» Article
*-*-*
# Betta Behaviour



## oakthrees (Apr 2, 2014)

Hey so I'm definitely a beginner when it comes to fish, and recently my friends got me a betta fish for my birthday. I personally don't approve of buying someone else a live animal because you never know if they have the time, money/resources, or knowledge to properly care for one.Escpecially considering its exam time right now and I have a hundred other things to be worried about. Anyways ethical issues aside I have a few questions.

First of all they bought him a 0.5 gallon tank with no filter/heater that was recommended to them from the pet store they got him at. After getting him I started researching and very quickly realized that a 2-5 gallon tank would be best. Unfortunately I can't get him a new tank/fiter/heater until the weekend so it it okay if I keep him in this till then? I've had a small ikea lamp on near him. Is it okay to do a 100% water change because of the small size even though it might be stressful on the fish? I got the fish on Sunday and have done this once already because they had kept him a week before giving him to me and still hadn't cleaned his tank ! He has been making bubble nests on top and I know its not a definitive signal of healthiness. Also after the first few days he now seems to spend more time than usual at the bottom. He does swim around quiet a bit and swims very excitedly when I walk into the room or near his tank. I feed him a 2-3 crushed flakes once in the morning.
*-*-*
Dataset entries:

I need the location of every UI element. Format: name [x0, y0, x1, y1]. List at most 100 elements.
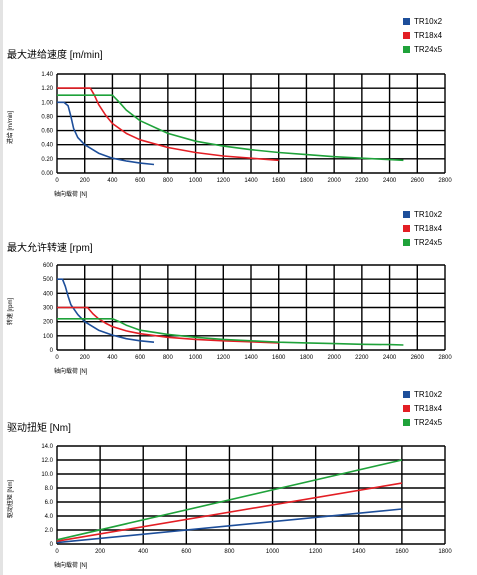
x-tick-label: 1200 — [309, 549, 323, 555]
legend-label: TR24x5 — [414, 417, 443, 427]
x-tick-label: 2800 — [438, 355, 452, 361]
x-tick-label: 2200 — [355, 178, 369, 184]
x-tick-label: 400 — [107, 355, 118, 361]
y-tick-label: 0 — [50, 348, 54, 354]
y-tick-label: 0 — [50, 542, 54, 548]
legend-label: TR10x2 — [414, 389, 443, 399]
y-tick-label: 0.40 — [41, 143, 53, 149]
legend-item: TR18x4 — [403, 401, 477, 415]
x-tick-label: 800 — [163, 178, 174, 184]
legend-swatch-blue — [403, 390, 410, 398]
x-tick-label: 2600 — [411, 178, 425, 184]
series-line-tr10x2 — [56, 508, 402, 544]
y-tick-label: 1.00 — [41, 100, 53, 106]
legend-item: TR10x2 — [403, 14, 477, 28]
x-tick-label: 1800 — [300, 355, 314, 361]
x-tick-label: 1600 — [272, 178, 286, 184]
y-tick-label: 300 — [43, 306, 54, 312]
x-tick-label: 200 — [80, 355, 91, 361]
x-tick-label: 0 — [55, 178, 59, 184]
series-line-tr24x5 — [57, 94, 404, 162]
y-tick-label: 0.00 — [41, 171, 53, 177]
legend-label: TR24x5 — [414, 237, 443, 247]
legend-item: TR24x5 — [403, 42, 477, 56]
y-axis-label: 进给 [m/min] — [6, 111, 14, 145]
y-axis-label: 转速 [rpm] — [6, 298, 14, 326]
y-tick-label: 0.80 — [41, 114, 53, 120]
x-tick-label: 600 — [181, 549, 192, 555]
feed-speed-chart: 0 200 400 600 800 1000 1200 1400 1600 1800 2000 220… — [6, 72, 452, 198]
y-tick-label: 1.20 — [41, 86, 53, 92]
x-tick-label: 1000 — [266, 549, 280, 555]
series-line-tr18x4 — [57, 306, 279, 344]
x-tick-label: 2800 — [438, 178, 452, 184]
x-tick-label: 200 — [95, 549, 106, 555]
x-tick-label: 1600 — [395, 549, 409, 555]
y-tick-label: 14.0 — [41, 444, 53, 450]
x-tick-label: 0 — [55, 549, 59, 555]
legend-swatch-red — [403, 404, 410, 412]
chart-title: 驱动扭矩 [Nm] — [7, 423, 71, 434]
chart-panel-feed-speed: TR10x2 TR18x4 TR24x5 最大进给速度 [m/min] 0 200… — [0, 0, 477, 200]
legend-swatch-green — [403, 45, 410, 53]
x-tick-label: 1600 — [272, 355, 286, 361]
legend-label: TR10x2 — [414, 16, 443, 26]
x-tick-label: 400 — [107, 178, 118, 184]
legend-label: TR24x5 — [414, 44, 443, 54]
x-tick-label: 1800 — [438, 549, 452, 555]
x-tick-label: 1400 — [244, 355, 258, 361]
legend-item: TR18x4 — [403, 221, 477, 235]
legend-swatch-green — [403, 238, 410, 246]
y-tick-label: 500 — [43, 277, 54, 283]
x-axis-label: 轴向载荷 [N] — [54, 367, 88, 375]
y-tick-label: 100 — [43, 334, 54, 340]
x-tick-label: 2200 — [355, 355, 369, 361]
legend-label: TR18x4 — [414, 223, 443, 233]
chart-legend: TR10x2 TR18x4 TR24x5 — [403, 387, 477, 429]
x-tick-label: 600 — [135, 178, 146, 184]
legend-swatch-red — [403, 224, 410, 232]
chart-panel-rpm: TR10x2 TR18x4 TR24x5 最大允许转速 [rpm] 0 200 40… — [6, 207, 477, 376]
x-tick-label: 2000 — [327, 178, 341, 184]
legend-item: TR10x2 — [403, 387, 477, 401]
y-tick-label: 10.0 — [41, 472, 53, 478]
legend-label: TR10x2 — [414, 209, 443, 219]
chart-legend: TR10x2 TR18x4 TR24x5 — [403, 207, 477, 249]
legend-item: TR10x2 — [403, 207, 477, 221]
rpm-chart: 0 200 400 600 800 1000 1200 1400 1600 1800 2000 220… — [6, 263, 452, 375]
x-tick-label: 2400 — [383, 178, 397, 184]
series-line-tr10x2 — [57, 101, 155, 166]
x-tick-label: 800 — [224, 549, 235, 555]
x-tick-label: 800 — [163, 355, 174, 361]
x-axis-label: 轴向载荷 [N] — [54, 190, 88, 198]
x-tick-label: 1400 — [244, 178, 258, 184]
chart-title: 最大进给速度 [m/min] — [7, 50, 103, 61]
x-tick-label: 1000 — [189, 355, 203, 361]
series-line-tr24x5 — [57, 317, 404, 346]
x-tick-label: 2000 — [327, 355, 341, 361]
x-tick-label: 2600 — [411, 355, 425, 361]
y-tick-label: 4.0 — [45, 514, 54, 520]
x-tick-label: 200 — [80, 178, 91, 184]
y-tick-label: 200 — [43, 320, 54, 326]
x-tick-label: 1200 — [217, 178, 231, 184]
chart-legend: TR10x2 TR18x4 TR24x5 — [403, 14, 477, 56]
y-axis-label: 驱动扭矩 [Nm] — [6, 480, 14, 519]
x-tick-label: 400 — [138, 549, 149, 555]
x-tick-label: 1400 — [352, 549, 366, 555]
legend-item: TR24x5 — [403, 235, 477, 249]
legend-label: TR18x4 — [414, 403, 443, 413]
x-tick-label: 1200 — [217, 355, 231, 361]
legend-item: TR18x4 — [403, 28, 477, 42]
y-tick-label: 6.0 — [45, 500, 54, 506]
legend-swatch-red — [403, 31, 410, 39]
legend-swatch-green — [403, 418, 410, 426]
y-tick-label: 2.0 — [45, 528, 54, 534]
y-tick-label: 600 — [43, 263, 54, 269]
y-tick-label: 0.20 — [41, 157, 53, 163]
x-tick-label: 1800 — [300, 178, 314, 184]
series-line-tr18x4 — [56, 482, 403, 542]
x-tick-label: 0 — [55, 355, 59, 361]
y-tick-label: 0.60 — [41, 129, 53, 135]
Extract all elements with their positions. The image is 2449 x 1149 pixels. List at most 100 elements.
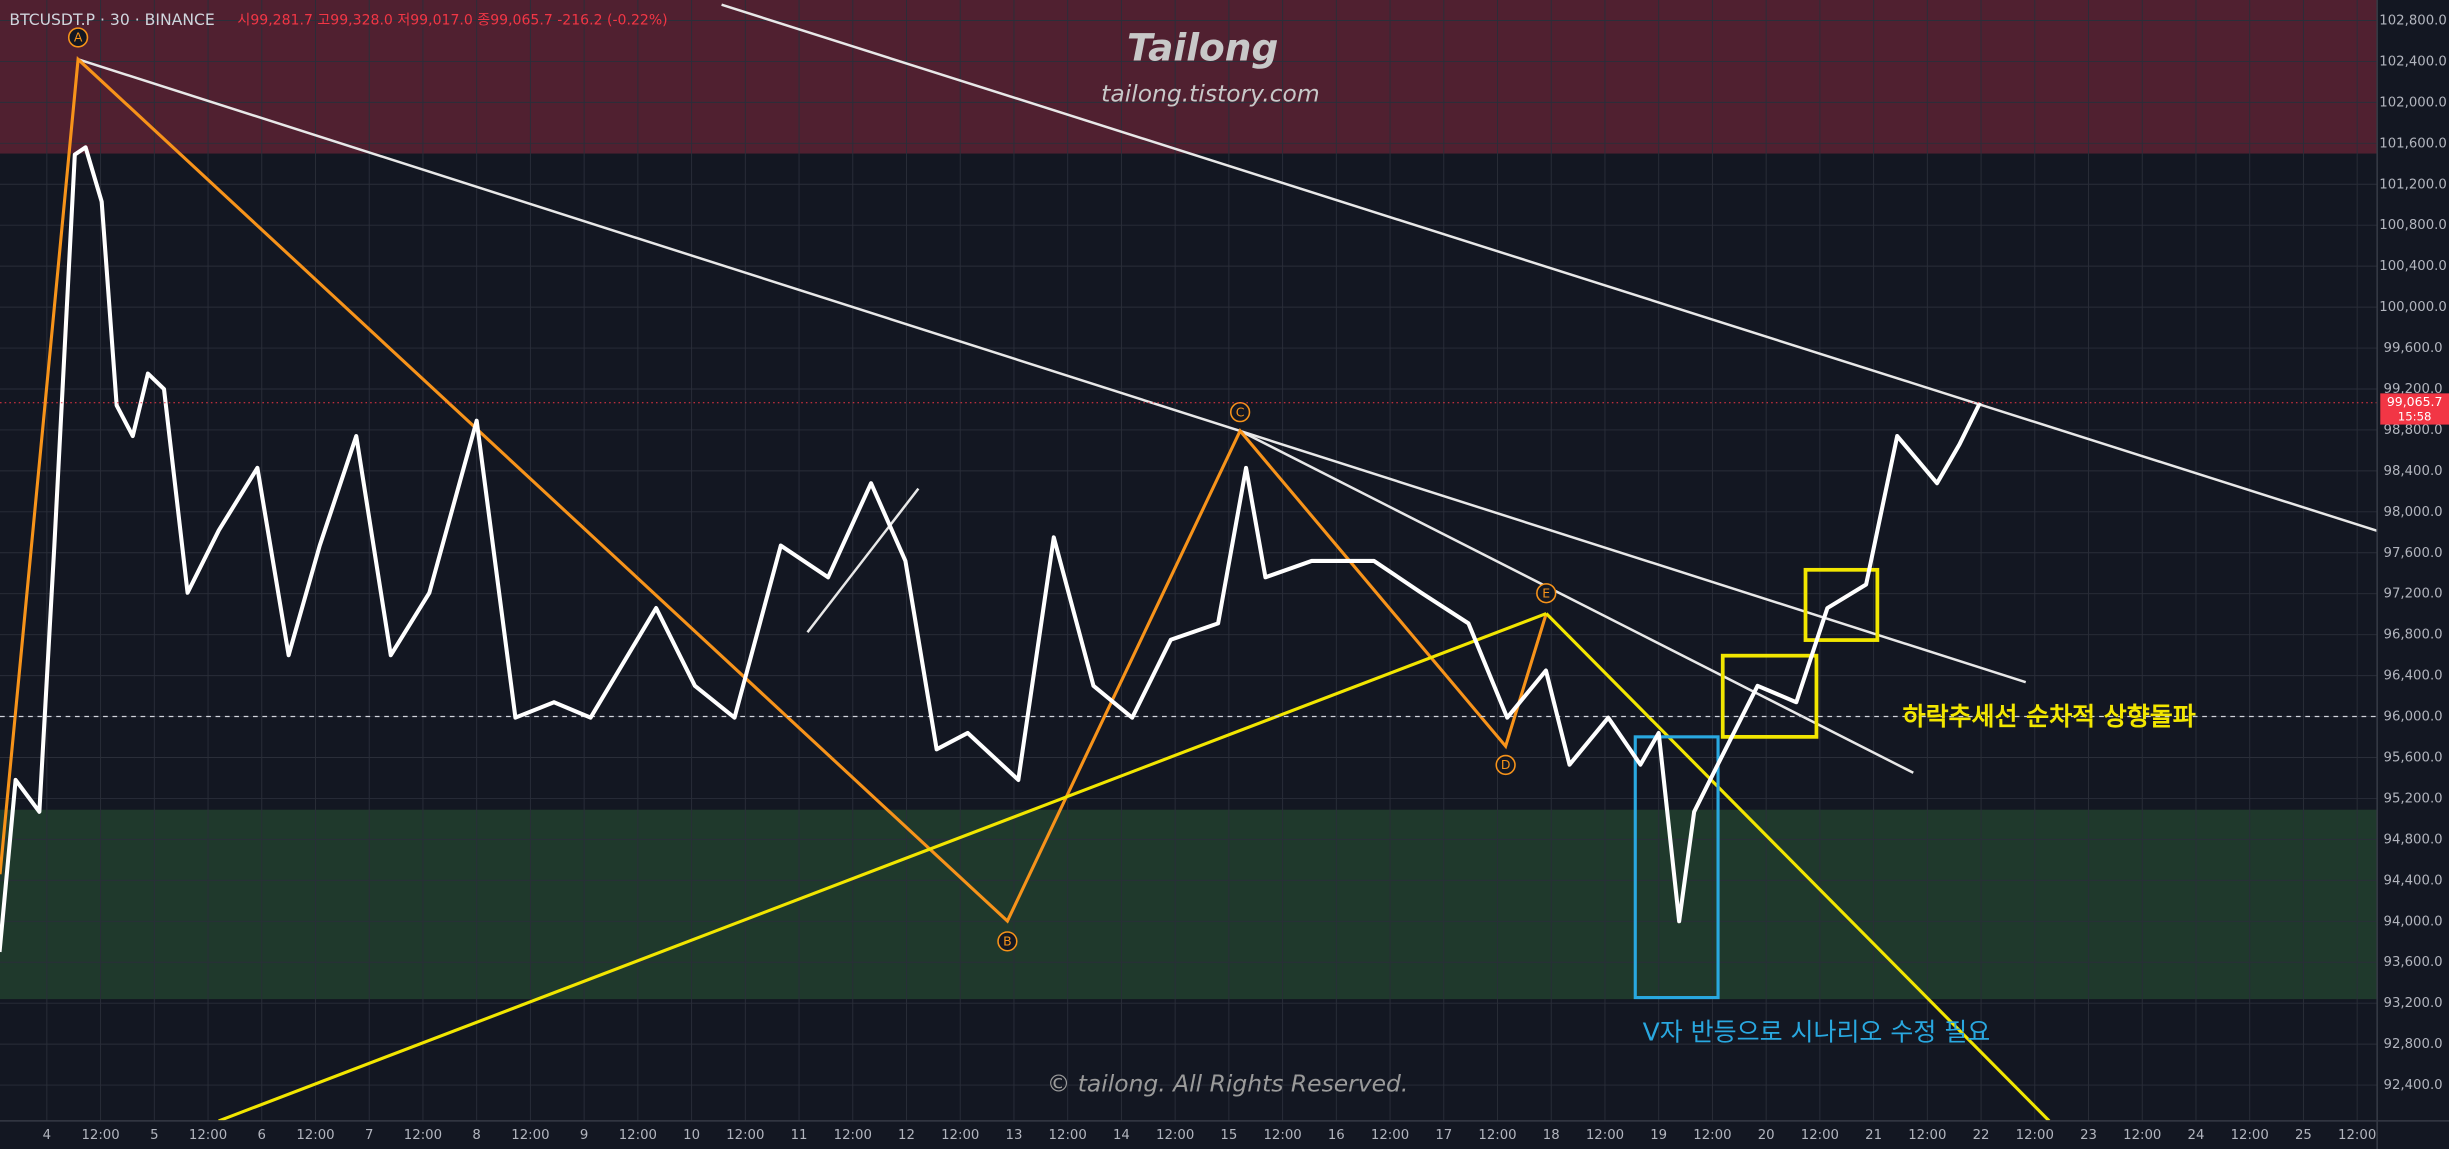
- trendline: [721, 3, 2378, 532]
- y-tick-label: 99,600.0: [2384, 341, 2443, 356]
- breakout-box: [1803, 567, 1880, 642]
- x-tick-label: 25: [2295, 1128, 2312, 1143]
- copyright: © tailong. All Rights Reserved.: [1047, 1069, 1409, 1097]
- x-tick-label: 21: [1865, 1128, 1882, 1143]
- x-tick-label: 20: [1758, 1128, 1775, 1143]
- price-line: [0, 145, 1982, 953]
- y-tick-label: 93,600.0: [2384, 955, 2443, 970]
- y-tick-label: 102,400.0: [2379, 54, 2447, 69]
- x-tick-label: 12:00: [81, 1128, 119, 1143]
- axes: 92,400.0 92,800.0 93,200.0 93,600.0 94,000.0…: [43, 13, 2449, 1143]
- price-axis: [2377, 0, 2449, 1149]
- y-tick-label: 101,600.0: [2379, 136, 2447, 151]
- point-label: A: [74, 30, 83, 45]
- x-tick-label: 16: [1328, 1128, 1345, 1143]
- y-tick-label: 101,200.0: [2379, 177, 2447, 192]
- y-tick-label: 98,400.0: [2384, 464, 2443, 479]
- x-tick-label: 5: [150, 1128, 158, 1143]
- y-tick-label: 102,800.0: [2379, 13, 2447, 28]
- x-tick-label: 12:00: [619, 1128, 657, 1143]
- point-label: D: [1501, 757, 1511, 772]
- annotation: V자 반등으로 시나리오 수정 필요: [1643, 1017, 1991, 1046]
- x-tick-label: 18: [1543, 1128, 1560, 1143]
- time-axis: [0, 1120, 2449, 1149]
- x-tick-label: 12:00: [941, 1128, 979, 1143]
- support-line: [218, 612, 1547, 1123]
- x-tick-label: 11: [791, 1128, 808, 1143]
- y-tick-label: 97,200.0: [2384, 587, 2443, 602]
- x-tick-label: 12:00: [2338, 1128, 2376, 1143]
- y-tick-label: 94,000.0: [2384, 914, 2443, 929]
- y-tick-label: 100,800.0: [2379, 218, 2447, 233]
- y-tick-label: 98,000.0: [2384, 505, 2443, 520]
- x-tick-label: 23: [2080, 1128, 2097, 1143]
- x-tick-label: 6: [258, 1128, 266, 1143]
- x-tick-label: 19: [1650, 1128, 1667, 1143]
- y-tick-label: 100,400.0: [2379, 259, 2447, 274]
- trendline: [1239, 429, 1914, 774]
- abcde-pattern: [0, 56, 1548, 924]
- y-tick-label: 95,200.0: [2384, 791, 2443, 806]
- price-tag: [2380, 393, 2449, 425]
- x-tick-label: 7: [365, 1128, 373, 1143]
- x-tick-label: 12:00: [2123, 1128, 2161, 1143]
- x-tick-label: 12:00: [189, 1128, 227, 1143]
- grid: [0, 0, 2378, 1121]
- x-tick-label: 12:00: [1156, 1128, 1194, 1143]
- y-tick-label: 96,800.0: [2384, 628, 2443, 643]
- x-tick-label: 12:00: [1263, 1128, 1301, 1143]
- x-tick-label: 24: [2188, 1128, 2205, 1143]
- x-tick-label: 12: [898, 1128, 915, 1143]
- x-tick-label: 10: [683, 1128, 700, 1143]
- trendline: [806, 487, 920, 634]
- watermark-title: Tailong: [1127, 25, 1278, 69]
- point-label: C: [1236, 404, 1245, 419]
- x-tick-label: 12:00: [1908, 1128, 1946, 1143]
- x-tick-label: 9: [580, 1128, 588, 1143]
- y-tick-label: 100,000.0: [2379, 300, 2447, 315]
- v-rebound-box: [1633, 735, 1720, 1000]
- y-tick-label: 96,000.0: [2384, 710, 2443, 725]
- y-tick-label: 95,600.0: [2384, 751, 2443, 766]
- point-marker: [1495, 754, 1516, 776]
- y-tick-label: 99,200.0: [2384, 382, 2443, 397]
- zone: [0, 809, 2378, 1000]
- x-tick-label: 12:00: [726, 1128, 764, 1143]
- x-tick-label: 12:00: [2016, 1128, 2054, 1143]
- y-tick-label: 94,400.0: [2384, 873, 2443, 888]
- point-label: E: [1542, 586, 1550, 601]
- y-tick-label: 96,400.0: [2384, 669, 2443, 684]
- point-marker: [1229, 401, 1251, 423]
- y-tick-label: 97,600.0: [2384, 546, 2443, 561]
- point-marker: [67, 27, 89, 48]
- x-tick-label: 12:00: [1478, 1128, 1516, 1143]
- x-tick-label: 4: [43, 1128, 51, 1143]
- x-tick-label: 12:00: [1371, 1128, 1409, 1143]
- breakout-box: [1720, 653, 1819, 739]
- watermark-url: tailong.tistory.com: [1101, 80, 1320, 108]
- y-tick-label: 102,000.0: [2379, 95, 2447, 110]
- x-tick-label: 12:00: [511, 1128, 549, 1143]
- x-tick-label: 17: [1435, 1128, 1452, 1143]
- countdown: 15:58: [2398, 409, 2432, 423]
- y-tick-label: 98,800.0: [2384, 423, 2443, 438]
- ohlc: 시99,281.7 고99,328.0 저99,017.0 종99,065.7 …: [237, 12, 667, 28]
- x-tick-label: 8: [472, 1128, 480, 1143]
- y-tick-label: 92,400.0: [2384, 1078, 2443, 1093]
- x-tick-label: 12:00: [404, 1128, 442, 1143]
- x-tick-label: 12:00: [1586, 1128, 1624, 1143]
- drawings: [0, 3, 2378, 1123]
- annotation: 하락추세선 순차적 상향돌파: [1903, 702, 2196, 731]
- trendline: [77, 58, 2027, 684]
- y-tick-label: 93,200.0: [2384, 996, 2443, 1011]
- support-line: [1545, 612, 2051, 1122]
- x-tick-label: 13: [1006, 1128, 1023, 1143]
- x-tick-label: 22: [1973, 1128, 1990, 1143]
- point-label: B: [1003, 934, 1012, 949]
- x-tick-label: 12:00: [1801, 1128, 1839, 1143]
- x-tick-label: 14: [1113, 1128, 1130, 1143]
- point-marker: [1536, 583, 1557, 604]
- y-tick-label: 92,800.0: [2384, 1037, 2443, 1052]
*-*-*
» Directions
A – Repeat word for word the passage of the betta forum thread that begins at the words "## oakthrees (Apr" and stops after the words "a few questions.".
B – Reproduce from the records, without changes, the lines starting at the line that contains "x-tick-label: 1200 — [309, 549, 323, 555]" and ending after the line that contains "x-tick-label: 800 — [163, 178, 174, 184]", with both of those lines included.
The forum thread and the records were taken from unrelated sources.

» Solutions in order
A –
## oakthrees (Apr 2, 2014)

Hey so I'm definitely a beginner when it comes to fish, and recently my friends got me a betta fish for my birthday. I personally don't approve of buying someone else a live animal because you never know if they have the time, money/resources, or knowledge to properly care for one.Escpecially considering its exam time right now and I have a hundred other things to be worried about. Anyways ethical issues aside I have a few questions.

B –
x-tick-label: 1200 — [309, 549, 323, 555]
legend-label: TR24x5 — [414, 417, 443, 427]
x-tick-label: 2800 — [438, 355, 452, 361]
x-tick-label: 2200 — [355, 178, 369, 184]
x-tick-label: 400 — [107, 355, 118, 361]
y-tick-label: 0 — [50, 348, 54, 354]
y-tick-label: 0 — [50, 542, 54, 548]
legend-label: TR10x2 — [414, 389, 443, 399]
y-tick-label: 0.40 — [41, 143, 53, 149]
legend-item: TR18x4 — [403, 401, 477, 415]
x-tick-label: 800 — [163, 178, 174, 184]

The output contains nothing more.